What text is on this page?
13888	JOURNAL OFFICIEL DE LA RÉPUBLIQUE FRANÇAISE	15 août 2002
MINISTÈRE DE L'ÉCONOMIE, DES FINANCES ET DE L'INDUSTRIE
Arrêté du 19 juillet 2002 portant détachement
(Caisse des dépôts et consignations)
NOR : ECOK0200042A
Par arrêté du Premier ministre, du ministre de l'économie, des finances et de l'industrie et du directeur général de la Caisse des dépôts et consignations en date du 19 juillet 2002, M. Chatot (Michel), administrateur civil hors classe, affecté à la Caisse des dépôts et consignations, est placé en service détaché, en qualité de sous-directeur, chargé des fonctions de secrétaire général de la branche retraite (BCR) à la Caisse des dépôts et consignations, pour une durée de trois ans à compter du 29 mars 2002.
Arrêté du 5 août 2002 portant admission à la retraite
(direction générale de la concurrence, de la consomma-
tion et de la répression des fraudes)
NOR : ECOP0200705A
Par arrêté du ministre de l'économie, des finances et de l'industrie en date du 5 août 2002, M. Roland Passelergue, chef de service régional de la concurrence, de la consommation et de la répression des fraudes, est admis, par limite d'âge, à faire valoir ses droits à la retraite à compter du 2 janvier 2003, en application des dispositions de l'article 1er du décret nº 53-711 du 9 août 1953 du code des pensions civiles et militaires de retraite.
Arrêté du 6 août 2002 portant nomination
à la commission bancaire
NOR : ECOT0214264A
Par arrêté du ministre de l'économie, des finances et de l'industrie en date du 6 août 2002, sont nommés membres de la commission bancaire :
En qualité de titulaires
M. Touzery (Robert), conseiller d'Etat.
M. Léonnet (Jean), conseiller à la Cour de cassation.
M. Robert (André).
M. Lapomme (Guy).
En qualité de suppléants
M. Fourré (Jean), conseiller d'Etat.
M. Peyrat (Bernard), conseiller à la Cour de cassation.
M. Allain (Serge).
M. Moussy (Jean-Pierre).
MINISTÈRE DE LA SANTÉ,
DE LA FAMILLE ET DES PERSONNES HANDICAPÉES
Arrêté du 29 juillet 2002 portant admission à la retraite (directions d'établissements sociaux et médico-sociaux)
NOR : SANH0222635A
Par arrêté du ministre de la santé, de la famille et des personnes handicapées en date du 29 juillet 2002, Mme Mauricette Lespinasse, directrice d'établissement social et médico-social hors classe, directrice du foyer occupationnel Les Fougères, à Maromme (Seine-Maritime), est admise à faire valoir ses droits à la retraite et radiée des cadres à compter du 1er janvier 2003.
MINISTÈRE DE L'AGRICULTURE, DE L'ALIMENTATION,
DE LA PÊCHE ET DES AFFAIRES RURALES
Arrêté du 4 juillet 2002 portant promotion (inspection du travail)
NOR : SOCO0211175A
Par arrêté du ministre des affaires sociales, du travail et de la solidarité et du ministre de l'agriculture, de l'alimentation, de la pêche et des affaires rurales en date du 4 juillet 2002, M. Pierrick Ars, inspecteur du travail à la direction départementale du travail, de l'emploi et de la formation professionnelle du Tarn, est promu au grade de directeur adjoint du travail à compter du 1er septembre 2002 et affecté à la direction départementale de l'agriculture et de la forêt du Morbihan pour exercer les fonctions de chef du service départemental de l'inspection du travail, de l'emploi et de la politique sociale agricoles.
● ● ●
Aim of the task
Show every line from the listing above in which the string "Cour" appears.

Complete answer
M. Léonnet (Jean), conseiller à la Cour de cassation.
M. Peyrat (Bernard), conseiller à la Cour de cassation.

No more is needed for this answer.